** START OF Material provided **

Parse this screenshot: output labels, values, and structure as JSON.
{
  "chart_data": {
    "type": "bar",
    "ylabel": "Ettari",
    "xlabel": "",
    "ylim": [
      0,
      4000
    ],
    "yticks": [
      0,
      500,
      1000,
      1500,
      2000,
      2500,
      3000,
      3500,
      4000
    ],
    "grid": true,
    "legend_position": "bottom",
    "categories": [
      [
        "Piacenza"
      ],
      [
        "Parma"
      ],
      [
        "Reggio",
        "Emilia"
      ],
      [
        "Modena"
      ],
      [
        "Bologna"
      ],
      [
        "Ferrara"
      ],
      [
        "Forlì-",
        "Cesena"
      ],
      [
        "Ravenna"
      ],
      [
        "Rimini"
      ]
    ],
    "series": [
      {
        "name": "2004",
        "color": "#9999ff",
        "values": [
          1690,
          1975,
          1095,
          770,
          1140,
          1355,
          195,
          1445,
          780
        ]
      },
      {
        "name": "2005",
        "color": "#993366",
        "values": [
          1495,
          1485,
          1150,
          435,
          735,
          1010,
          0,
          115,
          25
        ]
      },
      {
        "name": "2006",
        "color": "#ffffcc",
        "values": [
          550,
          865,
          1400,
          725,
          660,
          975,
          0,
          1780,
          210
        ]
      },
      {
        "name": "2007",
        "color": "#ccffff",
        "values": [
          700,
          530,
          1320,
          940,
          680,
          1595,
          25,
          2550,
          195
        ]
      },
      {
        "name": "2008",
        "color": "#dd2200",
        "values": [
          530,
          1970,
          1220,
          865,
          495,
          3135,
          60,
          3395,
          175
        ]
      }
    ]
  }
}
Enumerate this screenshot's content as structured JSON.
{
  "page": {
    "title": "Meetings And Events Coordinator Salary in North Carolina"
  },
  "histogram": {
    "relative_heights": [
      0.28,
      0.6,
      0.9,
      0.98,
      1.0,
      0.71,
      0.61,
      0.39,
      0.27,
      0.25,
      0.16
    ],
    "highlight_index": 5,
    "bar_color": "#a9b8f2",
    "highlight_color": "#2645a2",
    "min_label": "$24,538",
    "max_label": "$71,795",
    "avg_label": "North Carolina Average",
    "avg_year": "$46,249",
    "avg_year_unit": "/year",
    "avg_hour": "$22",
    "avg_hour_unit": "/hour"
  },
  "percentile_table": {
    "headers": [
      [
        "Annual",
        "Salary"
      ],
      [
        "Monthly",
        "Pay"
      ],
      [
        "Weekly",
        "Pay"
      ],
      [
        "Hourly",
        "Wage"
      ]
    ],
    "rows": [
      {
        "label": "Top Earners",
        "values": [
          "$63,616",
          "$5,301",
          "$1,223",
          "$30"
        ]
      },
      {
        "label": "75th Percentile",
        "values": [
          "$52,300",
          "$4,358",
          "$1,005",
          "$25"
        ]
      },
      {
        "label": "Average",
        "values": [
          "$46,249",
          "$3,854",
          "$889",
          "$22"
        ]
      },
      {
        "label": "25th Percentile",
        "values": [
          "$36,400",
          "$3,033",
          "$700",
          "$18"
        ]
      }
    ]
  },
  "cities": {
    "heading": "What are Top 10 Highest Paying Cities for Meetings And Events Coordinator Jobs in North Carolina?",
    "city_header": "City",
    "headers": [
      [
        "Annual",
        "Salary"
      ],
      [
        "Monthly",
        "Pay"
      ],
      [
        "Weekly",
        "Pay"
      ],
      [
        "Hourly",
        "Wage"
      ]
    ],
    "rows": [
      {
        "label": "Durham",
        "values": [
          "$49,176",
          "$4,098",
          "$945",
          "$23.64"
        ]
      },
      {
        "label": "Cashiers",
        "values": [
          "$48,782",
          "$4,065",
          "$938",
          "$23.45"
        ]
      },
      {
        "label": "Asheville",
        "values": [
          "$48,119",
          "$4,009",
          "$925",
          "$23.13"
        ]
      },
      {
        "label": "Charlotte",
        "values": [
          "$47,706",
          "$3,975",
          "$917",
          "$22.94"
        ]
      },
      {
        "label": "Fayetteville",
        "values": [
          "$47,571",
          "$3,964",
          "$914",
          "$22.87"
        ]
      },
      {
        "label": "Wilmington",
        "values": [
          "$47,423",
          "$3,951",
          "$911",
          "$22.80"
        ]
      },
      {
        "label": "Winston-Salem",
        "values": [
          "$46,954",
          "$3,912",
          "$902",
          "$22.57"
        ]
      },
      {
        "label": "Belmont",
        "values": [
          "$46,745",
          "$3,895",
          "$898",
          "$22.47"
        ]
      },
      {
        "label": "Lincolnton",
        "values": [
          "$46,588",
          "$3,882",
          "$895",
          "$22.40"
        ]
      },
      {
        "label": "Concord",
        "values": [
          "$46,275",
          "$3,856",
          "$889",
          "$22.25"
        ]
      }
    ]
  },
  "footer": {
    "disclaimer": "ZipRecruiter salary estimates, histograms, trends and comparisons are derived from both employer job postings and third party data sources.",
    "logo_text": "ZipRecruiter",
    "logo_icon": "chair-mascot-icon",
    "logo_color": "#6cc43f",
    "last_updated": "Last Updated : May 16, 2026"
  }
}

** END OF Material provided **

Task instructions:
Your task is to list each line of the records with the word "screenshot".

Expected output:
Parse this screenshot: output labels, values, and structure as JSON.
Enumerate this screenshot's content as structured JSON.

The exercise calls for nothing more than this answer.